**AIM OF THE TASK:**
Word for word, repeat the lines of the records from the one containing "Give me the" through the last line, both included.

=== PROVIDED ENTRIES ===

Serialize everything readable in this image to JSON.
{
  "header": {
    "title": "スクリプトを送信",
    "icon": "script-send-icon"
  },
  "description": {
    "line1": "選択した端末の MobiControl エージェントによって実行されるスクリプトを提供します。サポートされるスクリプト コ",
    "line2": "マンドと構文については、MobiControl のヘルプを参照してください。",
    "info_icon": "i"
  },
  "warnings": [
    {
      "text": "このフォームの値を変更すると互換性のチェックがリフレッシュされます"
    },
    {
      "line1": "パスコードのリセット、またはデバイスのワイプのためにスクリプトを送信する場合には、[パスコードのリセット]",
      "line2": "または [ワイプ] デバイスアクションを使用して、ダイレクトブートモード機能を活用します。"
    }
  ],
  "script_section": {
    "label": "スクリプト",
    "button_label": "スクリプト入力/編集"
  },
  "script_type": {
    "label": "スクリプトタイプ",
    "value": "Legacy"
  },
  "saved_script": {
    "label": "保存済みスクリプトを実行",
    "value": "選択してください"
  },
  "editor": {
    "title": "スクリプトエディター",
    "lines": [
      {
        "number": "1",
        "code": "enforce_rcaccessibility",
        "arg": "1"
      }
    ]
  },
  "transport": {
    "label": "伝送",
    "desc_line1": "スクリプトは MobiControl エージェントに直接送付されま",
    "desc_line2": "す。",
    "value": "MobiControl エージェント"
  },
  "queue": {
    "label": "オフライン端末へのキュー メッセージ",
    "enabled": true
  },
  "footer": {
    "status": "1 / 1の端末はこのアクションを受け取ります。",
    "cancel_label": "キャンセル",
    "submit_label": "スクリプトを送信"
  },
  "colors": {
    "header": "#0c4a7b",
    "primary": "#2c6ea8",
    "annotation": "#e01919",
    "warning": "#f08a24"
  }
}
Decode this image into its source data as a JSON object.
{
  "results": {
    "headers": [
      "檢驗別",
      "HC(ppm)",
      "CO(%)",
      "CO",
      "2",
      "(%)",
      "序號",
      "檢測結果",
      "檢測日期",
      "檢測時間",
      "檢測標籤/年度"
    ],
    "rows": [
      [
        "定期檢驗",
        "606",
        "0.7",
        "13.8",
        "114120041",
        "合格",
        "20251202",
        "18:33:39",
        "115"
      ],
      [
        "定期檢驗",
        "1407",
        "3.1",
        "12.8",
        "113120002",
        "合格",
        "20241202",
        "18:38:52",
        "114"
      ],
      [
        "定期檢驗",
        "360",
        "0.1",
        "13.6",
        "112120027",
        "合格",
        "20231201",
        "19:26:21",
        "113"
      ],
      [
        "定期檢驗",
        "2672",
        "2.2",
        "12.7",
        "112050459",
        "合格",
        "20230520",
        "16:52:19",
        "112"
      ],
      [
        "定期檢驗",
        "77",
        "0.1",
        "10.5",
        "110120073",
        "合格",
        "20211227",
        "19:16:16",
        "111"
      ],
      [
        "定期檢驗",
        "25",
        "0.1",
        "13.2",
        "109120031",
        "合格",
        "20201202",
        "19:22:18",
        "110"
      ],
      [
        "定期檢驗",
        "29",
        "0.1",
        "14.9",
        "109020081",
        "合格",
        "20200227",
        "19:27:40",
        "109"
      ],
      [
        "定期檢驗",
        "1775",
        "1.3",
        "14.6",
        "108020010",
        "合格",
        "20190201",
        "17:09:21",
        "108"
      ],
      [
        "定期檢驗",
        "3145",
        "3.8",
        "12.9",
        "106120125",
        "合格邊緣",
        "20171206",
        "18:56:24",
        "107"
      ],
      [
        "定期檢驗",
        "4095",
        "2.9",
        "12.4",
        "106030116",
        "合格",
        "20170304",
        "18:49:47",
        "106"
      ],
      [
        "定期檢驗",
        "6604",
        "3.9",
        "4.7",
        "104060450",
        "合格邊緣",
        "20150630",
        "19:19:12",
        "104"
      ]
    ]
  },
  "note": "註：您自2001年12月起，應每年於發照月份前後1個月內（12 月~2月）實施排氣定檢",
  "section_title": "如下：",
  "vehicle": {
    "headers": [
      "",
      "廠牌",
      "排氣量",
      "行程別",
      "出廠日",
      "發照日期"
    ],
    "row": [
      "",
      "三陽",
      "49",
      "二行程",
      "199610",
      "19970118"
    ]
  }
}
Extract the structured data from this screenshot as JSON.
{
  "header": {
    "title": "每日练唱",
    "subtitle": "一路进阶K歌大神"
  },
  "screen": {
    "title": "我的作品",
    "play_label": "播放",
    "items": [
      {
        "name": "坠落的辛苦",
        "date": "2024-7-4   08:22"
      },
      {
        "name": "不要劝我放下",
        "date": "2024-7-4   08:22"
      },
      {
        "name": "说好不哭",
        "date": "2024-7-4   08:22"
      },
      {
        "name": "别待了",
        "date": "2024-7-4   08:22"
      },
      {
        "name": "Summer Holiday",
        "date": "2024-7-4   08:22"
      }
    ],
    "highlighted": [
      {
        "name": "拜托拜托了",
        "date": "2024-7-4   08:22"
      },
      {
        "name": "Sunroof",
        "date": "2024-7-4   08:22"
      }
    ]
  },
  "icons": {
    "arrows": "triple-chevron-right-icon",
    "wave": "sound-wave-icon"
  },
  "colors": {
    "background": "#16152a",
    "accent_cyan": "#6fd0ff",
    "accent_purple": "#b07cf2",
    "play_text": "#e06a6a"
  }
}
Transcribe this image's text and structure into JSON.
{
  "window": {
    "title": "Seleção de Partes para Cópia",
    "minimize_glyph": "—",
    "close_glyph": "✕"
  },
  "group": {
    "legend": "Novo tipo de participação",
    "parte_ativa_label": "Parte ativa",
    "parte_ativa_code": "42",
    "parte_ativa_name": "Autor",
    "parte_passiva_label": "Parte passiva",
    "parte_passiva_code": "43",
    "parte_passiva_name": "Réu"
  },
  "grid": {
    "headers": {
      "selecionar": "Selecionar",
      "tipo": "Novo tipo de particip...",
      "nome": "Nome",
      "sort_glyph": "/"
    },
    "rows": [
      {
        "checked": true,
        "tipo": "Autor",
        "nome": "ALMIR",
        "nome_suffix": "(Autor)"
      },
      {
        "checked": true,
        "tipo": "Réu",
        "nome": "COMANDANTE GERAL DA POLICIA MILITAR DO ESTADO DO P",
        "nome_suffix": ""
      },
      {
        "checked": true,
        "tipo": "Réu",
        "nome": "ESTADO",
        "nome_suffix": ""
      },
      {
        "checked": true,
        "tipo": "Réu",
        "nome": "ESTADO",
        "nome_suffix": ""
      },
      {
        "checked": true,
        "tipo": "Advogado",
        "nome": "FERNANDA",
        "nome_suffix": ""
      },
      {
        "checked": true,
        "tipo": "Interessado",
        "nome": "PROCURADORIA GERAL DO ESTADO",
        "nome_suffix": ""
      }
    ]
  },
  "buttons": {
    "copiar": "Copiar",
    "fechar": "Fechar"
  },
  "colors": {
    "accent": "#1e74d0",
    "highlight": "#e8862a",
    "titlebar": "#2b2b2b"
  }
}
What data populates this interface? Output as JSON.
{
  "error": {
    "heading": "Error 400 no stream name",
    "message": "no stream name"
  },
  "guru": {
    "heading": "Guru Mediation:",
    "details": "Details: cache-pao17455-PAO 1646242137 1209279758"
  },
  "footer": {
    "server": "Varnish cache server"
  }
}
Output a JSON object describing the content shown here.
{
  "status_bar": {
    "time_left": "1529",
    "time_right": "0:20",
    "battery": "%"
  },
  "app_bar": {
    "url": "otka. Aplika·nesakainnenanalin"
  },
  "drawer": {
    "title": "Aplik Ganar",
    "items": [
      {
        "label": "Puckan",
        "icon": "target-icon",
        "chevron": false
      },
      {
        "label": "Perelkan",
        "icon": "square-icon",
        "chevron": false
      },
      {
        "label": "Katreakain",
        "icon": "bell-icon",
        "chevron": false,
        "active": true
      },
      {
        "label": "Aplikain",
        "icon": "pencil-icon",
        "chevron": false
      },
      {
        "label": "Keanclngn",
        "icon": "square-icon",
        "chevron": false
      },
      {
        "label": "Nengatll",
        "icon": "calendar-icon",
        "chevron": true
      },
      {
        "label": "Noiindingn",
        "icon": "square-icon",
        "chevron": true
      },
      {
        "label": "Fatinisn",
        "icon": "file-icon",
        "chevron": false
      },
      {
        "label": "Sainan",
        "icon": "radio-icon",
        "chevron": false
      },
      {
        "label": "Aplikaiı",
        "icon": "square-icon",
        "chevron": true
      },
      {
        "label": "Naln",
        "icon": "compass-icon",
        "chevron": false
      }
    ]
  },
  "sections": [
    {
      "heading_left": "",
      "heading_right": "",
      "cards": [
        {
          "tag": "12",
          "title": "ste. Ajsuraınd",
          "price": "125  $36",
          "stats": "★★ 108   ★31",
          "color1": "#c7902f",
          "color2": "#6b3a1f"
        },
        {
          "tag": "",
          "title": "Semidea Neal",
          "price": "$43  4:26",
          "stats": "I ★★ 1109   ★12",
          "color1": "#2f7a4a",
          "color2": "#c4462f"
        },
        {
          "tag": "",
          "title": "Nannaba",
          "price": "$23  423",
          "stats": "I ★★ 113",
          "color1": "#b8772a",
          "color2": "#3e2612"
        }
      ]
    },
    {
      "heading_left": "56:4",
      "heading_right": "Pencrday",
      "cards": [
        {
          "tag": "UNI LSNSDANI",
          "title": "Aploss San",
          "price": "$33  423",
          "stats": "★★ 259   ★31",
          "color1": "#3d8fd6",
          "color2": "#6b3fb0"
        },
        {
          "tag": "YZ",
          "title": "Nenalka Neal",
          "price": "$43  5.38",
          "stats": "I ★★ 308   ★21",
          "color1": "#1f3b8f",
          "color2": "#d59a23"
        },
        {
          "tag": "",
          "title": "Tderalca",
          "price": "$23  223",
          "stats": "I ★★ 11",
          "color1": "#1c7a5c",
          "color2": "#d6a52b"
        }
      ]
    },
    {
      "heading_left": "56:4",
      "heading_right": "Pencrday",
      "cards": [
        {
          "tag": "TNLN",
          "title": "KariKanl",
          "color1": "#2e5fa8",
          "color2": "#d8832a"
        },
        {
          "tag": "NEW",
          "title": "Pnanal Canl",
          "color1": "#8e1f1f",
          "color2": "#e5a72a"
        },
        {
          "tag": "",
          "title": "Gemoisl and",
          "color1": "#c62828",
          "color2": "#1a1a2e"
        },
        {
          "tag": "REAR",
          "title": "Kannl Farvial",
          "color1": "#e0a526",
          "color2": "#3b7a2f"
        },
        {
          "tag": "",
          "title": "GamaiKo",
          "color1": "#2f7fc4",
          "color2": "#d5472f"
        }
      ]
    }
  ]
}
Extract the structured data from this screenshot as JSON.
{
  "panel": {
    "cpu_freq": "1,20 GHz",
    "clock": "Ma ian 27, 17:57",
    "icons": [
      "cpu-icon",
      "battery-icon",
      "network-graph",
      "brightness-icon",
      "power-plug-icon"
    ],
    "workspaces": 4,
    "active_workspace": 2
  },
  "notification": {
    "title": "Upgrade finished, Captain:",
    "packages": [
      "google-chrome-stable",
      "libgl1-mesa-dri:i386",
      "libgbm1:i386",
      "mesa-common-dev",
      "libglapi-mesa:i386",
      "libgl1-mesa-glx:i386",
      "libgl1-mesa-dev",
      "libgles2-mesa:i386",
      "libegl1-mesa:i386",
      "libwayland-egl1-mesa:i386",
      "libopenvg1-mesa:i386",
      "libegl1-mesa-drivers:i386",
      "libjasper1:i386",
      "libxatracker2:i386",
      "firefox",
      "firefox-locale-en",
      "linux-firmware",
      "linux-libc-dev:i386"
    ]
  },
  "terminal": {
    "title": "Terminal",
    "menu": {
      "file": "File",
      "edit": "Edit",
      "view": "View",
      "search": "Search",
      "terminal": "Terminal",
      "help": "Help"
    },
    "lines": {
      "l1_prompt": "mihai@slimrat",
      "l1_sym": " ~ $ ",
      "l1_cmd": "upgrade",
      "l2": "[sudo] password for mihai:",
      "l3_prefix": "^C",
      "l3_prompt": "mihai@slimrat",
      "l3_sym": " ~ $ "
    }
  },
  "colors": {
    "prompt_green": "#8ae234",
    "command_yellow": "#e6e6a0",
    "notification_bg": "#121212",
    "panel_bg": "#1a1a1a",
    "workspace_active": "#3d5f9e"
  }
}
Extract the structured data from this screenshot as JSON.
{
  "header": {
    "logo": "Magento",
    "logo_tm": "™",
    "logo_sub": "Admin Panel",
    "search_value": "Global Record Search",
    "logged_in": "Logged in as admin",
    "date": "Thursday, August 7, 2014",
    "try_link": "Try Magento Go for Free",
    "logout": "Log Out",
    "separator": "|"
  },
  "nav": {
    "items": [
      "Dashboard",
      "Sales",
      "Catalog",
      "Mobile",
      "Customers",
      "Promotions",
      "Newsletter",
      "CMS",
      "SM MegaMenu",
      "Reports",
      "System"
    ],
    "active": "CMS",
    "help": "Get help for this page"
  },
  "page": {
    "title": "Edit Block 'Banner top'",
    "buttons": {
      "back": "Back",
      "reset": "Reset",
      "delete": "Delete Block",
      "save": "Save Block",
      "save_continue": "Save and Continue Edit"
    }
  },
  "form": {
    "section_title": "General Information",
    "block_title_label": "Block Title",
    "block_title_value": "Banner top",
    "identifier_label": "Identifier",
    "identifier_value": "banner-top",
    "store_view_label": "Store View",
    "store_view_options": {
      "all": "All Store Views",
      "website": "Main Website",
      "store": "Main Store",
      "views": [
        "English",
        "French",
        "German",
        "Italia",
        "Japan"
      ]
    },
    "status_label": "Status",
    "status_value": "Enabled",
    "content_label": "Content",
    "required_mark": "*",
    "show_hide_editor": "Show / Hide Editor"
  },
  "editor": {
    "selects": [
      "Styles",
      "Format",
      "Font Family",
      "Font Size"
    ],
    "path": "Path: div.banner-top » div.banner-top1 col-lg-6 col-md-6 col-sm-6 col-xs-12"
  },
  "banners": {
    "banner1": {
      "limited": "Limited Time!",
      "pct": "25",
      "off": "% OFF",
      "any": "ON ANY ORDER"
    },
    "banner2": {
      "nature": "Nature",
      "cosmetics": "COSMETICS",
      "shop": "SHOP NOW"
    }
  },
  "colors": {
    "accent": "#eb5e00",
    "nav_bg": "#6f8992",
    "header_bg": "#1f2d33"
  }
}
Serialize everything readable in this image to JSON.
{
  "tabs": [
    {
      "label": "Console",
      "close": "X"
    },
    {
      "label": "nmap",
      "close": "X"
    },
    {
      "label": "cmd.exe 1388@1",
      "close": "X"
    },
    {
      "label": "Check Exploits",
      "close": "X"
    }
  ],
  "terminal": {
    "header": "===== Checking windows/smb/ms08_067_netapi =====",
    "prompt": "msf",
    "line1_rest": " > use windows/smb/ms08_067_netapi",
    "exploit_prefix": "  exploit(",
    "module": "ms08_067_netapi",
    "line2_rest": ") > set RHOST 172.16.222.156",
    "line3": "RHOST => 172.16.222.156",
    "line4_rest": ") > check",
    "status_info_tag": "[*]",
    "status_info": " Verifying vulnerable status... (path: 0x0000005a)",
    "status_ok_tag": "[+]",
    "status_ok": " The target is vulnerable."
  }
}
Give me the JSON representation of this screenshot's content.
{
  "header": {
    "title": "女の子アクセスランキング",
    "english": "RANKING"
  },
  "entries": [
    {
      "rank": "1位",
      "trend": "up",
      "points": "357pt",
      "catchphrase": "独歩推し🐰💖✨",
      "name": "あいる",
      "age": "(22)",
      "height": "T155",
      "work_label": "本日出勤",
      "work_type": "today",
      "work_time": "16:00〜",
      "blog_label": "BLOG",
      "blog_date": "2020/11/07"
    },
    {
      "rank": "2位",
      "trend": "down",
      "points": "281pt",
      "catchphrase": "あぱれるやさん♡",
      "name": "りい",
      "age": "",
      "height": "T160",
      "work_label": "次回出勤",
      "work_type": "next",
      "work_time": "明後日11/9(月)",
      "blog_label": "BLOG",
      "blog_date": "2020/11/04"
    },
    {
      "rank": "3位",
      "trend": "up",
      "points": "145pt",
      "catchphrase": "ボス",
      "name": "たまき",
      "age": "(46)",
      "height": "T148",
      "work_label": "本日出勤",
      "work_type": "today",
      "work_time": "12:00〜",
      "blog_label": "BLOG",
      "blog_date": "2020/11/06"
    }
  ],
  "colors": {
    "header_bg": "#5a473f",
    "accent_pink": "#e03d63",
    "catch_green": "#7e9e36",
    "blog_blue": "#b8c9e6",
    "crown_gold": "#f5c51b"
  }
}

===

**EXERCISE ANSWER:**
Give me the JSON representation of this screenshot's content.
{
  "header": {
    "title": "女の子アクセスランキング",
    "english": "RANKING"
  },
  "entries": [
    {
      "rank": "1位",
      "trend": "up",
      "points": "357pt",
      "catchphrase": "独歩推し🐰💖✨",
      "name": "あいる",
      "age": "(22)",
      "height": "T155",
      "work_label": "本日出勤",
      "work_type": "today",
      "work_time": "16:00〜",
      "blog_label": "BLOG",
      "blog_date": "2020/11/07"
    },
    {
      "rank": "2位",
      "trend": "down",
      "points": "281pt",
      "catchphrase": "あぱれるやさん♡",
      "name": "りい",
      "age": "",
      "height": "T160",
      "work_label": "次回出勤",
      "work_type": "next",
      "work_time": "明後日11/9(月)",
      "blog_label": "BLOG",
      "blog_date": "2020/11/04"
    },
    {
      "rank": "3位",
      "trend": "up",
      "points": "145pt",
      "catchphrase": "ボス",
      "name": "たまき",
      "age": "(46)",
      "height": "T148",
      "work_label": "本日出勤",
      "work_type": "today",
      "work_time": "12:00〜",
      "blog_label": "BLOG",
      "blog_date": "2020/11/06"
    }
  ],
  "colors": {
    "header_bg": "#5a473f",
    "accent_pink": "#e03d63",
    "catch_green": "#7e9e36",
    "blog_blue": "#b8c9e6",
    "crown_gold": "#f5c51b"
  }
}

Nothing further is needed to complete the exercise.